Task brief: Output each entry verbatim and exclude every picture from it.

Figure data in JSON:
· · · · · · ·
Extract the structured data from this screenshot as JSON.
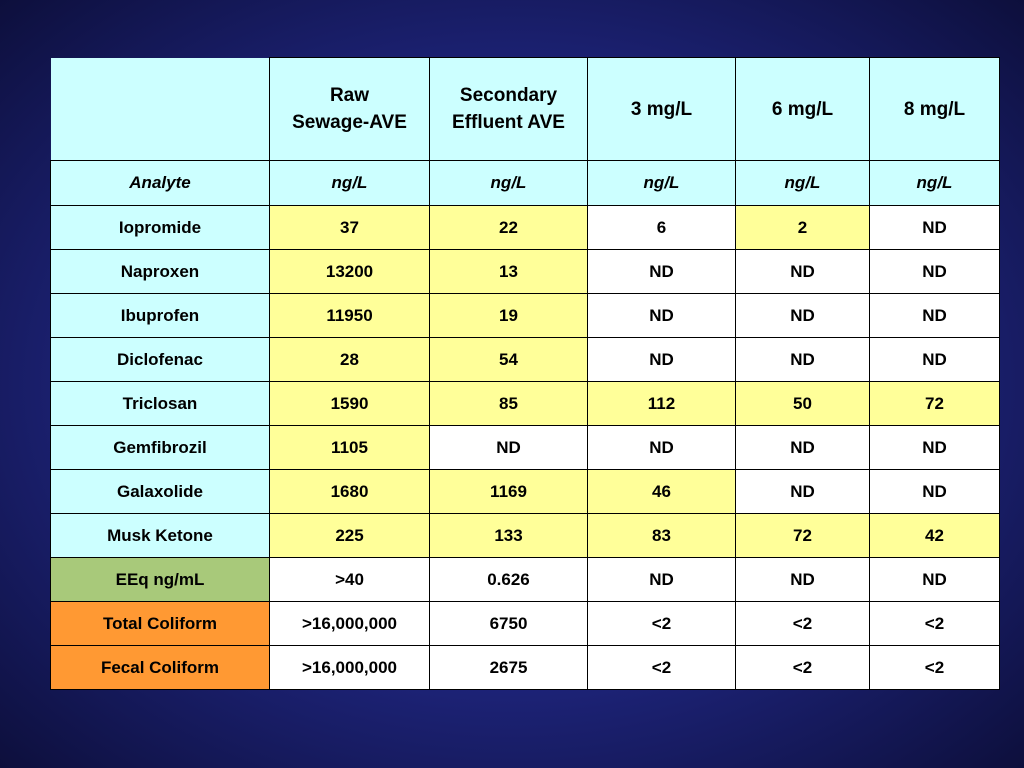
{
  "header": {
    "columns": [
      "Raw\nSewage-AVE",
      "Secondary\nEffluent AVE",
      "3 mg/L",
      "6 mg/L",
      "8 mg/L"
    ]
  },
  "units_row": {
    "label": "Analyte",
    "units": [
      "ng/L",
      "ng/L",
      "ng/L",
      "ng/L",
      "ng/L"
    ]
  },
  "rows": [
    {
      "analyte": "Iopromide",
      "values": [
        "37",
        "22",
        "6",
        "2",
        "ND"
      ]
    },
    {
      "analyte": "Naproxen",
      "values": [
        "13200",
        "13",
        "ND",
        "ND",
        "ND"
      ]
    },
    {
      "analyte": "Ibuprofen",
      "values": [
        "11950",
        "19",
        "ND",
        "ND",
        "ND"
      ]
    },
    {
      "analyte": "Diclofenac",
      "values": [
        "28",
        "54",
        "ND",
        "ND",
        "ND"
      ]
    },
    {
      "analyte": "Triclosan",
      "values": [
        "1590",
        "85",
        "112",
        "50",
        "72"
      ]
    },
    {
      "analyte": "Gemfibrozil",
      "values": [
        "1105",
        "ND",
        "ND",
        "ND",
        "ND"
      ]
    },
    {
      "analyte": "Galaxolide",
      "values": [
        "1680",
        "1169",
        "46",
        "ND",
        "ND"
      ]
    },
    {
      "analyte": "Musk Ketone",
      "values": [
        "225",
        "133",
        "83",
        "72",
        "42"
      ]
    },
    {
      "analyte": "EEq ng/mL",
      "values": [
        ">40",
        "0.626",
        "ND",
        "ND",
        "ND"
      ]
    },
    {
      "analyte": "Total Coliform",
      "values": [
        ">16,000,000",
        "6750",
        "<2",
        "<2",
        "<2"
      ]
    },
    {
      "analyte": "Fecal Coliform",
      "values": [
        ">16,000,000",
        "2675",
        "<2",
        "<2",
        "<2"
      ]
    }
  ],
  "colors": {
    "header_cyan": "#ccffff",
    "highlight_yellow": "#ffff99",
    "plain_white": "#ffffff",
    "eeq_green": "#a8c97a",
    "coliform_orange": "#ff9933",
    "unit_text_green": "#007b1f"
  }
}
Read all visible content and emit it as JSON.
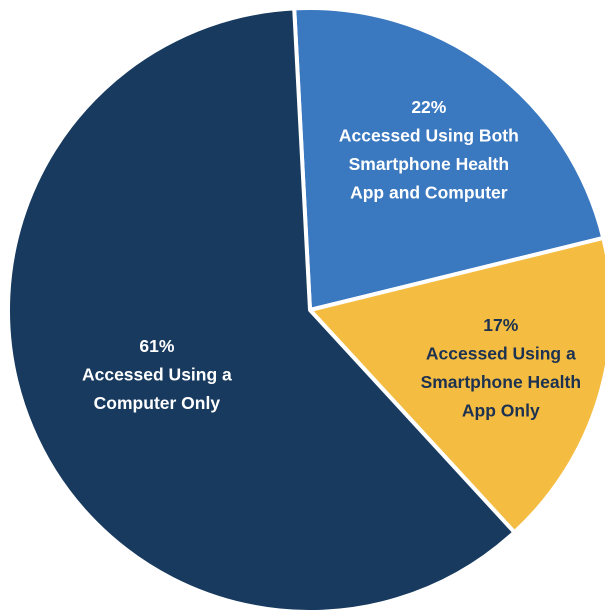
{
  "chart_data": {
    "type": "pie",
    "title": "",
    "slices": [
      {
        "value": 22,
        "pct_label": "22%",
        "label_lines": [
          "Accessed Using Both",
          "Smartphone Health",
          "App and Computer"
        ],
        "color": "#3a78c0",
        "text_color": "#ffffff"
      },
      {
        "value": 17,
        "pct_label": "17%",
        "label_lines": [
          "Accessed Using a",
          "Smartphone Health",
          "App Only"
        ],
        "color": "#f4bd42",
        "text_color": "#1d3250"
      },
      {
        "value": 61,
        "pct_label": "61%",
        "label_lines": [
          "Accessed Using a",
          "Computer Only"
        ],
        "color": "#173a5e",
        "text_color": "#ffffff"
      }
    ]
  }
}
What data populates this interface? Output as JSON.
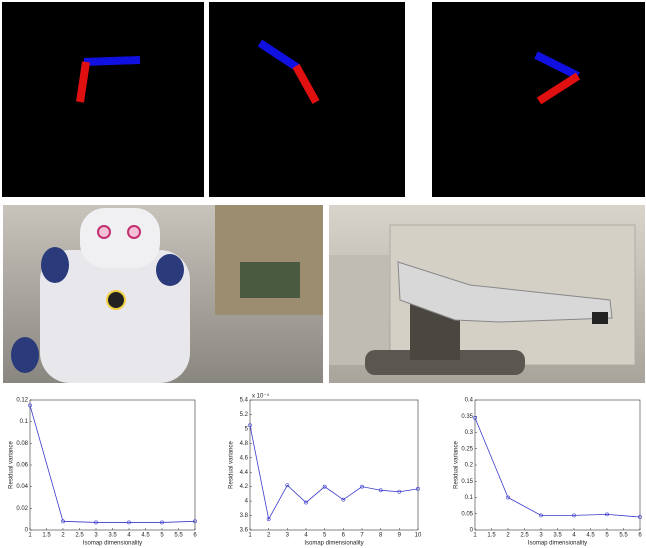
{
  "chart_data": [
    {
      "type": "line",
      "x_label": "Isomap dimensionality",
      "y_label": "Residual variance",
      "x": [
        1,
        2,
        3,
        4,
        5,
        6
      ],
      "series": [
        {
          "color": "#3a3acc",
          "values": [
            0.115,
            0.008,
            0.007,
            0.007,
            0.007,
            0.008
          ]
        }
      ],
      "xlim": [
        1,
        6
      ],
      "xticks": [
        1,
        1.5,
        2,
        2.5,
        3,
        3.5,
        4,
        4.5,
        5,
        5.5,
        6
      ],
      "ylim": [
        0,
        0.12
      ],
      "yticks": [
        0,
        0.02,
        0.04,
        0.06,
        0.08,
        0.1,
        0.12
      ]
    },
    {
      "type": "line",
      "x_label": "Isomap dimensionality",
      "y_label": "Residual variance",
      "y_scale_label": "x 10⁻⁴",
      "x": [
        1,
        2,
        3,
        4,
        5,
        6,
        7,
        8,
        9,
        10
      ],
      "series": [
        {
          "color": "#3a3acc",
          "values": [
            5.05,
            3.75,
            4.22,
            3.98,
            4.2,
            4.02,
            4.2,
            4.15,
            4.13,
            4.17
          ]
        }
      ],
      "xlim": [
        1,
        10
      ],
      "xticks": [
        1,
        2,
        3,
        4,
        5,
        6,
        7,
        8,
        9,
        10
      ],
      "ylim": [
        3.6,
        5.4
      ],
      "yticks": [
        3.6,
        3.8,
        4,
        4.2,
        4.4,
        4.6,
        4.8,
        5,
        5.2,
        5.4
      ]
    },
    {
      "type": "line",
      "x_label": "Isomap dimensionality",
      "y_label": "Residual variance",
      "x": [
        1,
        2,
        3,
        4,
        5,
        6
      ],
      "series": [
        {
          "color": "#3a3acc",
          "values": [
            0.345,
            0.1,
            0.045,
            0.045,
            0.048,
            0.04
          ]
        }
      ],
      "xlim": [
        1,
        6
      ],
      "xticks": [
        1,
        1.5,
        2,
        2.5,
        3,
        3.5,
        4,
        4.5,
        5,
        5.5,
        6
      ],
      "ylim": [
        0,
        0.4
      ],
      "yticks": [
        0,
        0.05,
        0.1,
        0.15,
        0.2,
        0.25,
        0.3,
        0.35,
        0.4
      ]
    }
  ]
}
· · · · · · ·
Full response:
Extract the structured data from this screenshot as JSON.
{
  "header": {
    "columns": [
      "Raw\nSewage-AVE",
      "Secondary\nEffluent AVE",
      "3 mg/L",
      "6 mg/L",
      "8 mg/L"
    ]
  },
  "units_row": {
    "label": "Analyte",
    "units": [
      "ng/L",
      "ng/L",
      "ng/L",
      "ng/L",
      "ng/L"
    ]
  },
  "rows": [
    {
      "analyte": "Iopromide",
      "values": [
        "37",
        "22",
        "6",
        "2",
        "ND"
      ]
    },
    {
      "analyte": "Naproxen",
      "values": [
        "13200",
        "13",
        "ND",
        "ND",
        "ND"
      ]
    },
    {
      "analyte": "Ibuprofen",
      "values": [
        "11950",
        "19",
        "ND",
        "ND",
        "ND"
      ]
    },
    {
      "analyte": "Diclofenac",
      "values": [
        "28",
        "54",
        "ND",
        "ND",
        "ND"
      ]
    },
    {
      "analyte": "Triclosan",
      "values": [
        "1590",
        "85",
        "112",
        "50",
        "72"
      ]
    },
    {
      "analyte": "Gemfibrozil",
      "values": [
        "1105",
        "ND",
        "ND",
        "ND",
        "ND"
      ]
    },
    {
      "analyte": "Galaxolide",
      "values": [
        "1680",
        "1169",
        "46",
        "ND",
        "ND"
      ]
    },
    {
      "analyte": "Musk Ketone",
      "values": [
        "225",
        "133",
        "83",
        "72",
        "42"
      ]
    },
    {
      "analyte": "EEq ng/mL",
      "values": [
        ">40",
        "0.626",
        "ND",
        "ND",
        "ND"
      ]
    },
    {
      "analyte": "Total Coliform",
      "values": [
        ">16,000,000",
        "6750",
        "<2",
        "<2",
        "<2"
      ]
    },
    {
      "analyte": "Fecal Coliform",
      "values": [
        ">16,000,000",
        "2675",
        "<2",
        "<2",
        "<2"
      ]
    }
  ],
  "colors": {
    "header_cyan": "#ccffff",
    "highlight_yellow": "#ffff99",
    "plain_white": "#ffffff",
    "eeq_green": "#a8c97a",
    "coliform_orange": "#ff9933",
    "unit_text_green": "#007b1f"
  }
}
Read all visible content and emit it as JSON.
{
  "chart_data": {
    "type": "pie",
    "title": "",
    "slices": [
      {
        "value": 22,
        "pct_label": "22%",
        "label_lines": [
          "Accessed Using Both",
          "Smartphone Health",
          "App and Computer"
        ],
        "color": "#3a78c0",
        "text_color": "#ffffff"
      },
      {
        "value": 17,
        "pct_label": "17%",
        "label_lines": [
          "Accessed Using a",
          "Smartphone Health",
          "App Only"
        ],
        "color": "#f4bd42",
        "text_color": "#1d3250"
      },
      {
        "value": 61,
        "pct_label": "61%",
        "label_lines": [
          "Accessed Using a",
          "Computer Only"
        ],
        "color": "#173a5e",
        "text_color": "#ffffff"
      }
    ]
  }
}
What data populates this interface? Output as JSON.
{
  "chart_data": [
    {
      "type": "line",
      "x_label": "Isomap dimensionality",
      "y_label": "Residual variance",
      "x": [
        1,
        2,
        3,
        4,
        5,
        6
      ],
      "series": [
        {
          "color": "#3a3acc",
          "values": [
            0.115,
            0.008,
            0.007,
            0.007,
            0.007,
            0.008
          ]
        }
      ],
      "xlim": [
        1,
        6
      ],
      "xticks": [
        1,
        1.5,
        2,
        2.5,
        3,
        3.5,
        4,
        4.5,
        5,
        5.5,
        6
      ],
      "ylim": [
        0,
        0.12
      ],
      "yticks": [
        0,
        0.02,
        0.04,
        0.06,
        0.08,
        0.1,
        0.12
      ]
    },
    {
      "type": "line",
      "x_label": "Isomap dimensionality",
      "y_label": "Residual variance",
      "y_scale_label": "x 10⁻⁴",
      "x": [
        1,
        2,
        3,
        4,
        5,
        6,
        7,
        8,
        9,
        10
      ],
      "series": [
        {
          "color": "#3a3acc",
          "values": [
            5.05,
            3.75,
            4.22,
            3.98,
            4.2,
            4.02,
            4.2,
            4.15,
            4.13,
            4.17
          ]
        }
      ],
      "xlim": [
        1,
        10
      ],
      "xticks": [
        1,
        2,
        3,
        4,
        5,
        6,
        7,
        8,
        9,
        10
      ],
      "ylim": [
        3.6,
        5.4
      ],
      "yticks": [
        3.6,
        3.8,
        4,
        4.2,
        4.4,
        4.6,
        4.8,
        5,
        5.2,
        5.4
      ]
    },
    {
      "type": "line",
      "x_label": "Isomap dimensionality",
      "y_label": "Residual variance",
      "x": [
        1,
        2,
        3,
        4,
        5,
        6
      ],
      "series": [
        {
          "color": "#3a3acc",
          "values": [
            0.345,
            0.1,
            0.045,
            0.045,
            0.048,
            0.04
          ]
        }
      ],
      "xlim": [
        1,
        6
      ],
      "xticks": [
        1,
        1.5,
        2,
        2.5,
        3,
        3.5,
        4,
        4.5,
        5,
        5.5,
        6
      ],
      "ylim": [
        0,
        0.4
      ],
      "yticks": [
        0,
        0.05,
        0.1,
        0.15,
        0.2,
        0.25,
        0.3,
        0.35,
        0.4
      ]
    }
  ]
}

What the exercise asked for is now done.